## Input rows
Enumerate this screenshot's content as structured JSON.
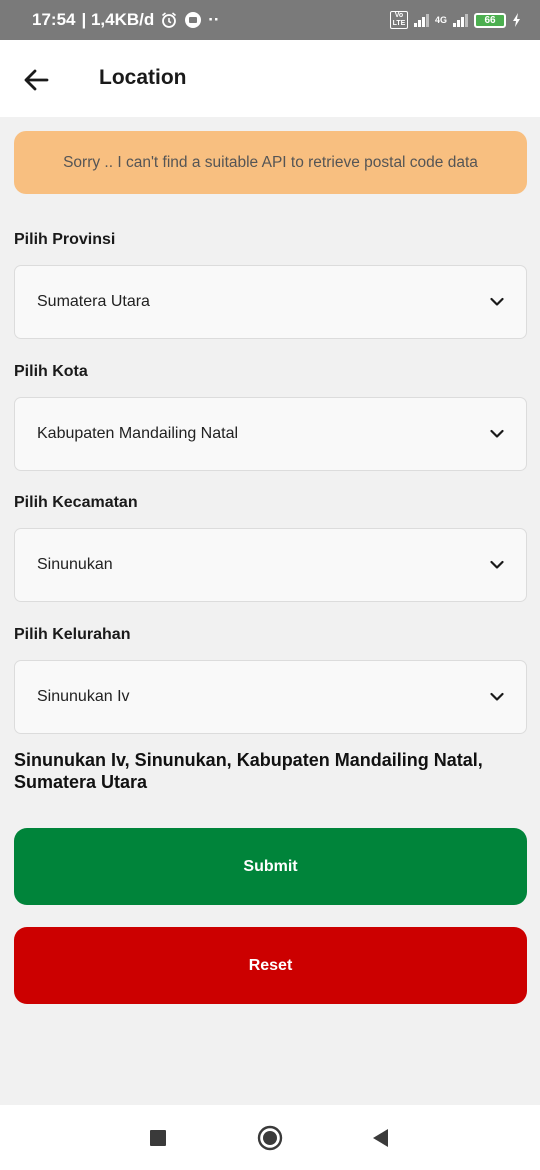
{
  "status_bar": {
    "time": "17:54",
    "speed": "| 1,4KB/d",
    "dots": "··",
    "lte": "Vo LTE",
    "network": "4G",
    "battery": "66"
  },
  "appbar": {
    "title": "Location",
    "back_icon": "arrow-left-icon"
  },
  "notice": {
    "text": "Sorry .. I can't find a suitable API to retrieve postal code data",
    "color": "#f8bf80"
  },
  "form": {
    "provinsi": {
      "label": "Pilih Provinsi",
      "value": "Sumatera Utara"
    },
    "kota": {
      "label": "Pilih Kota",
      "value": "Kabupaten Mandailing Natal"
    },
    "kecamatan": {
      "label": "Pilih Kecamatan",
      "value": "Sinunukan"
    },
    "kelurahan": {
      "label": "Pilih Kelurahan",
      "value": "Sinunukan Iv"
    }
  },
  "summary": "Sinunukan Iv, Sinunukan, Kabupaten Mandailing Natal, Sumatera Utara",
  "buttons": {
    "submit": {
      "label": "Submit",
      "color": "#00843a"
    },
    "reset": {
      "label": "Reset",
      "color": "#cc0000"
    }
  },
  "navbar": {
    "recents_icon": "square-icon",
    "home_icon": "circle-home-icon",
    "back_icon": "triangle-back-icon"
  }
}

## Exercise description
Copy each line in the data that holds the word "value".

## Worked answer
      "value": "Sumatera Utara"
      "value": "Kabupaten Mandailing Natal"
      "value": "Sinunukan"
      "value": "Sinunukan Iv"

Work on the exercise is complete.